- **Job**
Copy exactly, and only, the lines from the one with "Enumerate this screenshot's" to the end of the listing; omit pictures.

------------------------------------------------------------------------

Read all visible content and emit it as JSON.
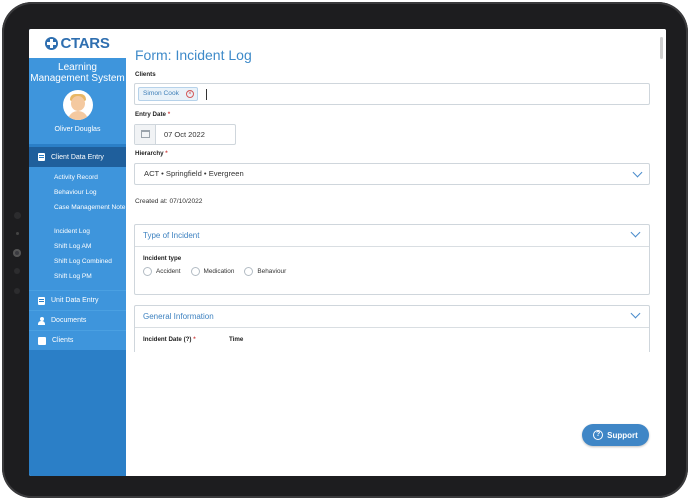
{
  "app": {
    "logo_text": "CTARS",
    "system_title": "Learning Management System",
    "user_name": "Oliver Douglas"
  },
  "sidebar": {
    "sections": [
      {
        "label": "Client Data Entry",
        "icon": "document-icon",
        "active": true
      },
      {
        "label": "Unit Data Entry",
        "icon": "document-icon",
        "active": false
      },
      {
        "label": "Documents",
        "icon": "person-icon",
        "active": false
      },
      {
        "label": "Clients",
        "icon": "cards-icon",
        "active": false
      }
    ],
    "sub_items": [
      {
        "label": "Activity Record"
      },
      {
        "label": "Behaviour Log"
      },
      {
        "label": "Case Management Note"
      },
      {
        "label": "Incident Log"
      },
      {
        "label": "Shift Log AM"
      },
      {
        "label": "Shift Log Combined"
      },
      {
        "label": "Shift Log PM"
      }
    ]
  },
  "form": {
    "title": "Form: Incident Log",
    "clients_label": "Clients",
    "client_chip": "Simon Cook",
    "entry_date_label": "Entry Date",
    "entry_date_value": "07 Oct 2022",
    "hierarchy_label": "Hierarchy",
    "hierarchy_value": "ACT  •  Springfield  •  Evergreen",
    "created_at": "Created at: 07/10/2022",
    "required_mark": "*"
  },
  "panels": {
    "type_of_incident": {
      "title": "Type of Incident",
      "field_label": "Incident type",
      "options": [
        "Accident",
        "Medication",
        "Behaviour"
      ]
    },
    "general_information": {
      "title": "General Information",
      "incident_date_label": "Incident Date (?)",
      "time_label": "Time"
    }
  },
  "support": {
    "label": "Support"
  },
  "colors": {
    "sidebar": "#2b7fc7",
    "sidebar_light": "#3e95dc",
    "active_section": "#1f5f9c",
    "accent": "#3e8ac9",
    "support_button": "#3f86c6"
  }
}
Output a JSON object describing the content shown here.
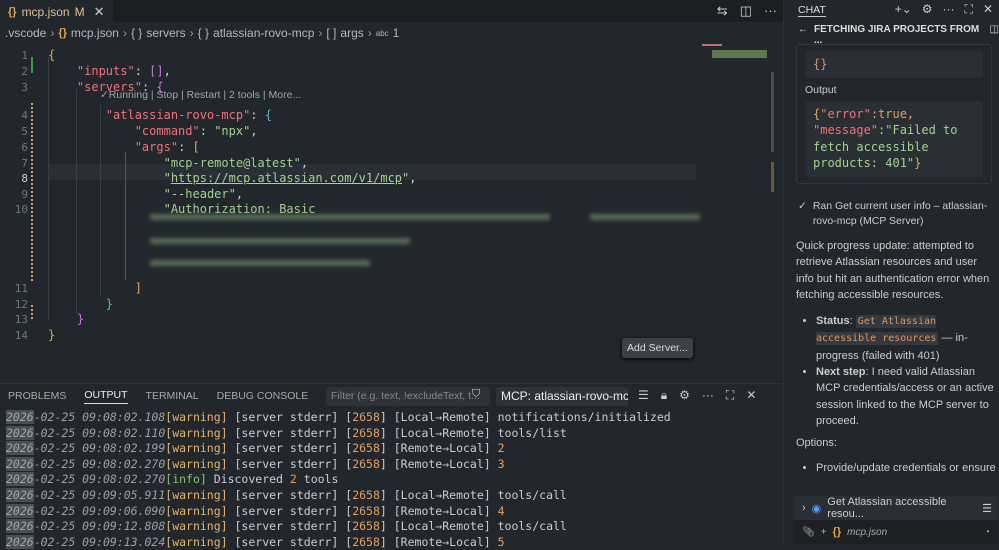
{
  "editor": {
    "tab": {
      "name": "mcp.json",
      "status": "M"
    },
    "breadcrumb": [
      ".vscode",
      "mcp.json",
      "servers",
      "atlassian-rovo-mcp",
      "args",
      "1"
    ],
    "codelens": "✓Running | Stop | Restart | 2 tools | More...",
    "lines": [
      {
        "n": "1",
        "tokens": [
          {
            "t": "{",
            "c": "b1"
          }
        ]
      },
      {
        "n": "2",
        "tokens": [
          {
            "t": "    "
          },
          {
            "t": "\"inputs\"",
            "c": "k"
          },
          {
            "t": ": ",
            "c": "p"
          },
          {
            "t": "[]",
            "c": "b2"
          },
          {
            "t": ",",
            "c": "p"
          }
        ]
      },
      {
        "n": "3",
        "tokens": [
          {
            "t": "    "
          },
          {
            "t": "\"servers\"",
            "c": "k"
          },
          {
            "t": ": ",
            "c": "p"
          },
          {
            "t": "{",
            "c": "b2"
          }
        ]
      },
      {
        "n": "4",
        "tokens": [
          {
            "t": "        "
          },
          {
            "t": "\"atlassian-rovo-mcp\"",
            "c": "k"
          },
          {
            "t": ": ",
            "c": "p"
          },
          {
            "t": "{",
            "c": "b3"
          }
        ]
      },
      {
        "n": "5",
        "tokens": [
          {
            "t": "            "
          },
          {
            "t": "\"command\"",
            "c": "k"
          },
          {
            "t": ": ",
            "c": "p"
          },
          {
            "t": "\"npx\"",
            "c": "s"
          },
          {
            "t": ",",
            "c": "p"
          }
        ]
      },
      {
        "n": "6",
        "tokens": [
          {
            "t": "            "
          },
          {
            "t": "\"args\"",
            "c": "k"
          },
          {
            "t": ": ",
            "c": "p"
          },
          {
            "t": "[",
            "c": "b1"
          }
        ]
      },
      {
        "n": "7",
        "tokens": [
          {
            "t": "                "
          },
          {
            "t": "\"mcp-remote@latest\"",
            "c": "s"
          },
          {
            "t": ",",
            "c": "p"
          }
        ]
      },
      {
        "n": "8",
        "tokens": [
          {
            "t": "                "
          },
          {
            "t": "\"",
            "c": "s"
          },
          {
            "t": "https://mcp.atlassian.com/v1/mcp",
            "c": "u"
          },
          {
            "t": "\"",
            "c": "s"
          },
          {
            "t": ",",
            "c": "p"
          }
        ]
      },
      {
        "n": "9",
        "tokens": [
          {
            "t": "                "
          },
          {
            "t": "\"--header\"",
            "c": "s"
          },
          {
            "t": ",",
            "c": "p"
          }
        ]
      },
      {
        "n": "10",
        "tokens": [
          {
            "t": "                "
          },
          {
            "t": "\"Authorization: Basic",
            "c": "s"
          }
        ]
      },
      {
        "n": "11",
        "tokens": [
          {
            "t": "            "
          },
          {
            "t": "]",
            "c": "b1"
          }
        ]
      },
      {
        "n": "12",
        "tokens": [
          {
            "t": "        "
          },
          {
            "t": "}",
            "c": "b3"
          }
        ]
      },
      {
        "n": "13",
        "tokens": [
          {
            "t": "    "
          },
          {
            "t": "}",
            "c": "b2"
          }
        ]
      },
      {
        "n": "14",
        "tokens": [
          {
            "t": "}",
            "c": "b1"
          }
        ]
      }
    ],
    "add_server": "Add Server..."
  },
  "panel": {
    "tabs": [
      "PROBLEMS",
      "OUTPUT",
      "TERMINAL",
      "DEBUG CONSOLE"
    ],
    "active_tab": "OUTPUT",
    "filter_placeholder": "Filter (e.g. text, !excludeText, t...",
    "channel": "MCP: atlassian-rovo-mcp",
    "log": [
      {
        "year": "2026",
        "ts": "-02-25 09:08:02.108",
        "lvl": "[warning]",
        "src": " [server stderr] [",
        "pid": "2658",
        "dir": "] [Local→Remote] ",
        "msg": "notifications/initialized"
      },
      {
        "year": "2026",
        "ts": "-02-25 09:08:02.110",
        "lvl": "[warning]",
        "src": " [server stderr] [",
        "pid": "2658",
        "dir": "] [Local→Remote] ",
        "msg": "tools/list"
      },
      {
        "year": "2026",
        "ts": "-02-25 09:08:02.199",
        "lvl": "[warning]",
        "src": " [server stderr] [",
        "pid": "2658",
        "dir": "] [Remote→Local] ",
        "msg": "2"
      },
      {
        "year": "2026",
        "ts": "-02-25 09:08:02.270",
        "lvl": "[warning]",
        "src": " [server stderr] [",
        "pid": "2658",
        "dir": "] [Remote→Local] ",
        "msg": "3"
      },
      {
        "year": "2026",
        "ts": "-02-25 09:08:02.270",
        "lvl": "[info]",
        "src": " Discovered ",
        "pid": "2",
        "dir": " tools",
        "msg": ""
      },
      {
        "year": "2026",
        "ts": "-02-25 09:09:05.911",
        "lvl": "[warning]",
        "src": " [server stderr] [",
        "pid": "2658",
        "dir": "] [Local→Remote] ",
        "msg": "tools/call"
      },
      {
        "year": "2026",
        "ts": "-02-25 09:09:06.090",
        "lvl": "[warning]",
        "src": " [server stderr] [",
        "pid": "2658",
        "dir": "] [Remote→Local] ",
        "msg": "4"
      },
      {
        "year": "2026",
        "ts": "-02-25 09:09:12.808",
        "lvl": "[warning]",
        "src": " [server stderr] [",
        "pid": "2658",
        "dir": "] [Local→Remote] ",
        "msg": "tools/call"
      },
      {
        "year": "2026",
        "ts": "-02-25 09:09:13.024",
        "lvl": "[warning]",
        "src": " [server stderr] [",
        "pid": "2658",
        "dir": "] [Remote→Local] ",
        "msg": "5"
      }
    ]
  },
  "chat": {
    "header": "CHAT",
    "conversation_title": "FETCHING JIRA PROJECTS FROM ...",
    "input_block": "{}",
    "output_label": "Output",
    "output": {
      "k1": "\"error\"",
      "v1": ":true,",
      "k2": "\"message\"",
      "v2": ":\"Failed to fetch accessible products: 401\"",
      "end": "}"
    },
    "ran": "Ran Get current user info – atlassian-rovo-mcp (MCP Server)",
    "progress": "Quick progress update: attempted to retrieve Atlassian resources and user info but hit an authentication error when fetching accessible resources.",
    "status_label": "Status",
    "status_code": "Get Atlassian accessible resources",
    "status_rest": " — in-progress (failed with 401)",
    "next_label": "Next step",
    "next_rest": ": I need valid Atlassian MCP credentials/access or an active session linked to the MCP server to proceed.",
    "options_label": "Options:",
    "option1": "Provide/update credentials or ensure",
    "todo": "Get Atlassian accessible resou...",
    "attachment": "mcp.json"
  }
}
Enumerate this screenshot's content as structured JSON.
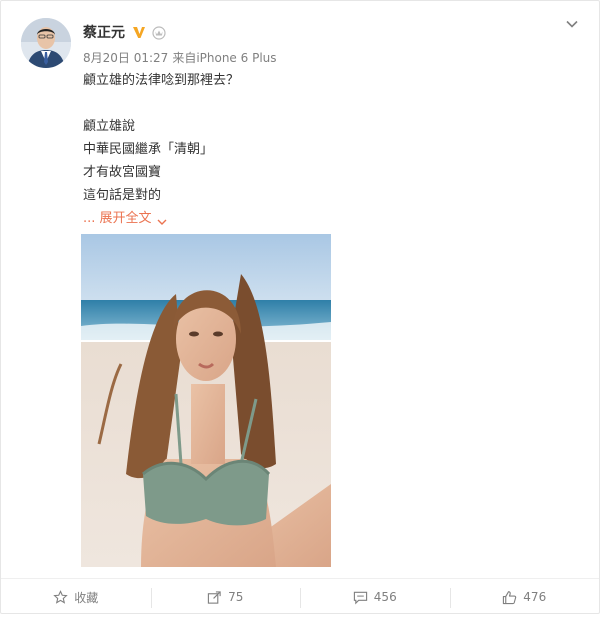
{
  "post": {
    "author": "蔡正元",
    "meta": {
      "date": "8月20日 01:27",
      "source": "来自iPhone 6 Plus"
    },
    "lines": [
      "顧立雄的法律唸到那裡去？",
      "",
      "顧立雄說",
      "中華民國繼承「清朝」",
      "才有故宮國寶",
      "這句話是對的"
    ],
    "expand_label": "... 展开全文"
  },
  "actions": {
    "favorite": "收藏",
    "repost": "75",
    "comment": "456",
    "like": "476"
  },
  "colors": {
    "expand": "#eb7350",
    "verified": "#f5a623",
    "muted": "#808080"
  },
  "icons": {
    "verified": "verified-v-icon",
    "member": "crown-icon",
    "menu": "chevron-down-icon",
    "favorite": "star-icon",
    "repost": "share-arrow-icon",
    "comment": "comment-icon",
    "like": "thumbs-up-icon"
  }
}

------------------------------------------------------------------------

- **Task output**
Enumerate this screenshot's content as structured JSON.
{
  "post": {
    "author": "蔡正元",
    "meta": {
      "date": "8月20日 01:27",
      "source": "来自iPhone 6 Plus"
    },
    "lines": [
      "顧立雄的法律唸到那裡去？",
      "",
      "顧立雄說",
      "中華民國繼承「清朝」",
      "才有故宮國寶",
      "這句話是對的"
    ],
    "expand_label": "... 展开全文"
  },
  "actions": {
    "favorite": "收藏",
    "repost": "75",
    "comment": "456",
    "like": "476"
  },
  "colors": {
    "expand": "#eb7350",
    "verified": "#f5a623",
    "muted": "#808080"
  },
  "icons": {
    "verified": "verified-v-icon",
    "member": "crown-icon",
    "menu": "chevron-down-icon",
    "favorite": "star-icon",
    "repost": "share-arrow-icon",
    "comment": "comment-icon",
    "like": "thumbs-up-icon"
  }
}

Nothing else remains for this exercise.